___ Selected extract ___
Volume 1 Supplement 1
Tau in serum and CSF during cerebral injury
© Current Science Ltd 1997
Published: 1 March 1997
Elevated levels of neuron-specific proteins, such as neuron-specific enolase (NSE) and/or neuromodulin in serum or cerebrospinal fluid (CSF) of brain trauma patients are of prognostic value for the patients' outcome. Recently tau, a neuron-specific microtubule-associated protein, has been found to be elevated in CSF of Alzheimer patients. This elevation is at least partially due to loss of neuronal cells. Until now tau has not been detected in serum. Therefore, we investigated whether tau in serum or CSF can be used as a marker for neuronal loss in patients with various forms of acute cerebral injury.
Materials and methods
Consecutive samples of CSF and serum of patients admitted to the intensive care unit with cerebrospinal drain were simultaneously drawn on a daily basis. Tau was determined by Innotest hTau antigen (Innogenetics, Gent, Belgium).
Tau is increased in CSF after severe cerebral injury indicating the occurrence of recent neuronal damage. A further increase of tau in CSF after admission implies a secondary neuronal damage. Craniocerebral trauma, accompanied by damage to the blood-brain barrier, results in detection of tau in serum.
___ Extracted information ___
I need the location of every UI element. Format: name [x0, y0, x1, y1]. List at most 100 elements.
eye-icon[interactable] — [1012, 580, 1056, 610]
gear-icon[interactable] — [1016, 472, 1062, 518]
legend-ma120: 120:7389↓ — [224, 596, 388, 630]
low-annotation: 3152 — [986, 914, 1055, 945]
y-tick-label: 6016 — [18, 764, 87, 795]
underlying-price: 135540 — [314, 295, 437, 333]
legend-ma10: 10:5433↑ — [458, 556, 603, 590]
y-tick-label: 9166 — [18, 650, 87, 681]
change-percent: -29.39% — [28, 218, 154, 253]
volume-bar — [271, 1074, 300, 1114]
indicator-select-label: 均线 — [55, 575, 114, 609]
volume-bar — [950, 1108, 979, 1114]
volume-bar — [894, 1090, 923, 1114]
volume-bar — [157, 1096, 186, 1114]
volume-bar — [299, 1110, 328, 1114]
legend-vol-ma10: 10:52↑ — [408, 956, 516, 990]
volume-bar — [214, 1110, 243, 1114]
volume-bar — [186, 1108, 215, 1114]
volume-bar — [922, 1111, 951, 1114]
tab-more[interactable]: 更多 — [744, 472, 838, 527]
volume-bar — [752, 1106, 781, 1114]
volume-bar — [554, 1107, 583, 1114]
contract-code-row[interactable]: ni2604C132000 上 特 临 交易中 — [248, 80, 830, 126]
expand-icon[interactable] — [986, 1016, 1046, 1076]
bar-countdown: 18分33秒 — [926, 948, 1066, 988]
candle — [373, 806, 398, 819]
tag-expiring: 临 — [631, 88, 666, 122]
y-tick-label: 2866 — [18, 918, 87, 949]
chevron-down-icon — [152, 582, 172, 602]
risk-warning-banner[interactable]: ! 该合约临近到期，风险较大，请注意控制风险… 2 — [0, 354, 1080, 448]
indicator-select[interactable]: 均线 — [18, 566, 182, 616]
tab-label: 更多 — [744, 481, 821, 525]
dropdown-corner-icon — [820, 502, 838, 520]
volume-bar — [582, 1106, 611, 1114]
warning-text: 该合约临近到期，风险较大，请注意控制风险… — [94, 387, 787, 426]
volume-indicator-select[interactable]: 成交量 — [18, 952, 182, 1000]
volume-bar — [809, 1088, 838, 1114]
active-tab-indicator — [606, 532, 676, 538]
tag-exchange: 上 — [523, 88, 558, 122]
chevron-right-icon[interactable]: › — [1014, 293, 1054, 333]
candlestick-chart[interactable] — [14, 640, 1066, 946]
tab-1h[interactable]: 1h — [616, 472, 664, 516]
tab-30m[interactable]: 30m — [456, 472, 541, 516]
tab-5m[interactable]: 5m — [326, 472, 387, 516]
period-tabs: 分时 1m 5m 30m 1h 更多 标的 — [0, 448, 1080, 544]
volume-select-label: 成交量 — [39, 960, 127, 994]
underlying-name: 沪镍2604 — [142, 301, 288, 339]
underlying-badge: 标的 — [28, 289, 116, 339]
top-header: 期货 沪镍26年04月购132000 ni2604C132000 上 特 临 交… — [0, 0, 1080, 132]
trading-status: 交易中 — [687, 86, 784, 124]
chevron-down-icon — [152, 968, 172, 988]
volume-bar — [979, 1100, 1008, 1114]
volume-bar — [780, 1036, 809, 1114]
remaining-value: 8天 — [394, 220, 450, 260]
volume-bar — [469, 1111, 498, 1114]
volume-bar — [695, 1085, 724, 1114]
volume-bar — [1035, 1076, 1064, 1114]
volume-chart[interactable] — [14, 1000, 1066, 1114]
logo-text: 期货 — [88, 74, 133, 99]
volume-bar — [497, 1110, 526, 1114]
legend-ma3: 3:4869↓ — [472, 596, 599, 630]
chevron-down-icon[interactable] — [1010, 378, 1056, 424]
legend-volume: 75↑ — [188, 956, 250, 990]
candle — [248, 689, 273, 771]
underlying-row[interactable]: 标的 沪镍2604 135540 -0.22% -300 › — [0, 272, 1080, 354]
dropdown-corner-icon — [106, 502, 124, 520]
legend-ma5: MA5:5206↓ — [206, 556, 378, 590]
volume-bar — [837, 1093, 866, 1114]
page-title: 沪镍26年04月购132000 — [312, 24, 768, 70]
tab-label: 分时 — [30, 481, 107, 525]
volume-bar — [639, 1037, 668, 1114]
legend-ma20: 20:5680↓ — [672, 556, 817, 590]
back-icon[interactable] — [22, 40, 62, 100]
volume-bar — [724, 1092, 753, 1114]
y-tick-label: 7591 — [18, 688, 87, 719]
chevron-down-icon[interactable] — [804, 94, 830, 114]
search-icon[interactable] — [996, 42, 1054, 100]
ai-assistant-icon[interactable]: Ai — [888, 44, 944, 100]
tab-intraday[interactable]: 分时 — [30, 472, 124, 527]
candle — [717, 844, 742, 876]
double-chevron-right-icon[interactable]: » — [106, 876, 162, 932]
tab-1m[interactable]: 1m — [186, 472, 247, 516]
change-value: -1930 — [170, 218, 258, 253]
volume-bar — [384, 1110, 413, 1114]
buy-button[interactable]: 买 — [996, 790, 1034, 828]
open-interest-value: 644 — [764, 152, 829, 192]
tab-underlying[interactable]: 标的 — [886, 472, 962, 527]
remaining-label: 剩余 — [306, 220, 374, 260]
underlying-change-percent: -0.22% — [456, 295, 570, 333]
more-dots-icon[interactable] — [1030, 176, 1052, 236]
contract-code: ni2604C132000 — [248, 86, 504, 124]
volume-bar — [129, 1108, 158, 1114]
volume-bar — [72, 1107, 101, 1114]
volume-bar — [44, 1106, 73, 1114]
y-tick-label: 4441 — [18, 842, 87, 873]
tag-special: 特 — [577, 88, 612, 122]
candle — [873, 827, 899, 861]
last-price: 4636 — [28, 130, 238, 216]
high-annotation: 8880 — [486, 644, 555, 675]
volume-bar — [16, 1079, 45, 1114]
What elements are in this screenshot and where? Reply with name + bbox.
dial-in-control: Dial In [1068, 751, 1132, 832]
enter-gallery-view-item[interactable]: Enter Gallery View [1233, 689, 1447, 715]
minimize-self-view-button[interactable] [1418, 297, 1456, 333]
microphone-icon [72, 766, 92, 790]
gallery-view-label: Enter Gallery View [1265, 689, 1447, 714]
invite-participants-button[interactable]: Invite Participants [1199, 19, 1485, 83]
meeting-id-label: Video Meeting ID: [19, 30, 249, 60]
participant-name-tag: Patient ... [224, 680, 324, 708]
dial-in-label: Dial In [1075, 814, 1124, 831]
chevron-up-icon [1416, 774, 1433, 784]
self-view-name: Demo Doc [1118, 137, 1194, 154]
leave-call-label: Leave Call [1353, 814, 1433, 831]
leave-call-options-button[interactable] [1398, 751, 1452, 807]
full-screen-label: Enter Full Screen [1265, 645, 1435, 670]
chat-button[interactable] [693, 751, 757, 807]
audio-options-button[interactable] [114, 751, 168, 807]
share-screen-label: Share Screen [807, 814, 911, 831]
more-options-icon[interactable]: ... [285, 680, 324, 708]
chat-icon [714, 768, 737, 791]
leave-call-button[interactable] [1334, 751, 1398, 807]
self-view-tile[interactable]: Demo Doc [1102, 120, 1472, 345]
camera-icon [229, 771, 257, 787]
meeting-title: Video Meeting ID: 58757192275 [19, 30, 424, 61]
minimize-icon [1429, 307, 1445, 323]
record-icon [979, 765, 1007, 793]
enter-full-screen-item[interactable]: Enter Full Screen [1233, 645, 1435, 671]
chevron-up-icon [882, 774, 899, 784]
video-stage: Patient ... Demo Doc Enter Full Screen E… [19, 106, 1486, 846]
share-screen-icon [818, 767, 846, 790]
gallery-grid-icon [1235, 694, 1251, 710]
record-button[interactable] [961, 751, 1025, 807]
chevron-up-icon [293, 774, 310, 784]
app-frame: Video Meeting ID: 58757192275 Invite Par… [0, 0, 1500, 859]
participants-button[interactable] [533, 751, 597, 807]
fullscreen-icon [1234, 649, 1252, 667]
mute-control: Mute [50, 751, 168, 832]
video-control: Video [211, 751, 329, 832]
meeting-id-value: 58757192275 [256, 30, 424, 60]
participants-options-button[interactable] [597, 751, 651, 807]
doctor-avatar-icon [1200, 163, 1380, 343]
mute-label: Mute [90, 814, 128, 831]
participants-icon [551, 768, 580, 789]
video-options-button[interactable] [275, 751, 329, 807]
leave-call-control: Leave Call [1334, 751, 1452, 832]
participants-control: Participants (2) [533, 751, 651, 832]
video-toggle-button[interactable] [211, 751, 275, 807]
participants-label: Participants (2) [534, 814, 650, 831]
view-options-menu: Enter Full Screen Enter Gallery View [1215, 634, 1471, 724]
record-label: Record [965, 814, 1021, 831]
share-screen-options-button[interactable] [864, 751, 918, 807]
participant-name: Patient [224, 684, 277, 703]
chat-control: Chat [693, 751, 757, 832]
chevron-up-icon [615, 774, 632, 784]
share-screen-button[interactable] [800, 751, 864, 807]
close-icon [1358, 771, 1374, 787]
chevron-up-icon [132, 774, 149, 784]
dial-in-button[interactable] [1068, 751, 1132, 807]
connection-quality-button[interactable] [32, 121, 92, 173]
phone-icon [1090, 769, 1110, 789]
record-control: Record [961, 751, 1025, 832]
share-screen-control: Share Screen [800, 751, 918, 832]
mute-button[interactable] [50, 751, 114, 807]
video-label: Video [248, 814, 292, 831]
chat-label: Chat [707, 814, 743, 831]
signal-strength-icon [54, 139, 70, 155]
___
In the text on tau in serum and CSF during cerebral injury, condense the paragraph beginning "Elevated levels of neuron-specific proteins" into a shorter version that keeps its main facts.

*Response*:
In brain trauma patients, raised levels of neuron-specific proteins such as NSE and neuromodulin in serum or CSF predict outcome. Tau, a neuron-specific microtubule-associated protein, is elevated in the CSF of Alzheimer patients, at least partly because of neuronal cell loss, but it had not yet been detected in serum. The study therefore tested whether tau in serum or CSF can mark neuronal loss in patients with various forms of acute cerebral injury.